● Task prompt
Pull out every line with the word "bigote".

● Records
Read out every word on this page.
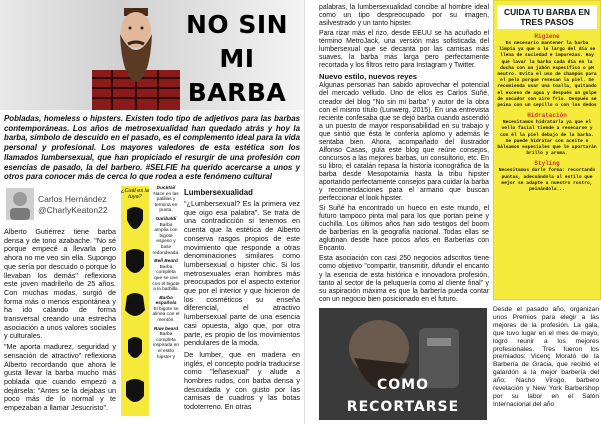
NO SIN MI
BARBA

Pobladas, homeless o hipsters. Existen todo tipo de adjetivos para las barbas contemporáneas. Los años de metrosexualidad han quedado atrás y hoy la barba, símbolo de descuido en el pasado, es el complemento ideal para la vida personal y profesional. Los mayores valedores de esta estética son los llamados lumbersexual, que han propiciado el resurgir de una profesión con esencias de pasado, la del barbero. #SELFIE ha querido acercarse a unos y otros para conocer más de cerca lo que rodea a este fenómeno cultural

Carlos Hernández
@CharlyKeaton22

Alberto Gutiérrez tiene barba densa y de tono azabache. "No sé porque empecé a llevarla pero ahora no me veo sin ella. Supongo que sería por descuido o porque lo llevaban los demás" reflexiona este joven madrileño de 25 años. Con muchas modas, surgió de forma más o menos espontánea y ha ido calando de forma transversal creando una estrecha asociación a unos valores sociales y culturales.

"Me aporta madurez, seguridad y sensación de atractivo" reflexiona Alberto recordando que ahora le gusta llevar la barba mucho más poblada que cuando empezó a dejársela: "Antes se la dejabas un poco más de lo normal y te empezaban a llamar Jesucristo".

¿Cuál es la tuya?
Ducktail
Nace en las patillas y termina en punta.
Garibaldi
Barba amplia con bigote espeso y base redondeada.
Bell Beard
Barba completa que se une con el bigote a la barbilla.
Barba española
El bigote se alinea con el mentón.
Raw beard
Barba completa inspirada en el estilo hipster y
Lumbersexualidad

"¿Lumbersexual? Es la primera vez que oigo esa palabra". Se trata de una contradicción si tenemos en cuenta que la estética de Alberto conserva rasgos propios de este movimiento que responde a otras denominaciones similares como lumbersexual o hipster chic. Si los metrosexuales eran hombres más preocupados por el aspecto exterior que por el interior y que hicieron de los cosméticos su enseña diferencial, el atractivo lumbersexual parte de una esencia casi opuesta, algo que, por otra parte, es propio de los movimientos pendulares de la moda.

De lumber, que en madera en inglés, el concepto podría traducirse como "leñasexual" y alude a hombres rudos, con barba densa y descuidada y con gusto por las camisas de cuadros y las botas todoterreno. En otras

palabras, la lumbersexualidad concibe al hombre ideal como un tipo despreocupado por su imagen, asilvestrado y un tanto hipster.

Para rizar más el rizo, desde EEUU se ha acuñado el término MetroJack, una versión más sofisticada del lumbersexual que se decanta por las camisas más suaves, la barba más larga pero perfectamente recortada y los filtros retro para Instagram y Twitter.

Nuevo estilo, nuevos reyes

Algunas personas han sabido aprovechar el potencial del mercado velludo. Uno de ellos es Carlos Suñé, creador del blog "No sin mi barba" y autor de la obra con el mismo título (Lunwerg, 2015). En una entrevista reciente confesaba que se dejó barba cuando ascendió a un puesto de mayor responsabilidad en su trabajo y que sintió que ésta le confería aplomo y además le sentaba bien. Ahora, acompañado del ilustrador Alfonso Casas, guía este blog que reúne consejos, concursos a las mejores barbas, un consultorio, etc. En su libro, el catalán repasa la historia iconográfica de la barba desde Mesopotamia hasta la tribu hipster aportando perfectamente consejos para cuidar la barba y recomendaciones para el armario que buscan perfeccionar el look hipster.

Si Suñé ha encontrado un hueco en este mundo, el futuro tampoco pinta mal para los que portan peine y cuchilla. Los últimos años han sido testigos del boom de barberías en la geografía nacional. Todas ellas se aglutinan desde hace pocos años en Barberías con Encanto.

Esta asociación con casi 250 negocios adscritos tiene como objetivo "compartir, transmitir, difundir el encanto y la esencia de esta histórica e innovadora profesión, tanto al sector de la peluquería como al cliente final" y su aspiración máxima es que la barbería pueda contar con un negocio bien posicionado en el futuro.

CUIDA TU BARBA EN TRES PASOS
Higiene

Es necesario mantener la barba limpia ya que a lo largo del día se llena de suciedad e impurezas. Hay que lavar la barba cada día en la ducha con un jabón específico o pH neutro. Evita el uso de champús para el pelo porque resecan la piel. Se recomienda usar una toalla, quitando el exceso de agua y después un golpe de secador con aire frío. Después se peina con un cepillo o con los dedos

Hidratación

Necesitamos hidratarla ya que el vello facial tiende a resecarse y con él la piel debajo de la barba. Se puede hidratar con aceite o bálsamos especiales que le aportarán brillo y aroma.

Styling

Necesitamos darle forma: recortando puntas, adecuándola al estilo que mejor se adapte a nuestro rostro, peinándola...

COMO RECORTARSE
LA BARBA
Desde el pasado año, organizan unos Premios para elegir a las mejores de la profesión. La gala, que tuvo lugar en el mes de mayo, logró reunir a los mejores profesionales. Tres fueron los premiados: Vicenç Morató de la Barbería de Gràcia, que recibió el galardón a la mejor barbería del año; Nacho Virogo, barbero revelación y New York Barbershop por su labor en el Salón Internacional del año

● Correct output
Barba amplia con bigote espeso y base redondeada.
Barba completa que se une con el bigote a la barbilla.
El bigote se alinea con el mentón.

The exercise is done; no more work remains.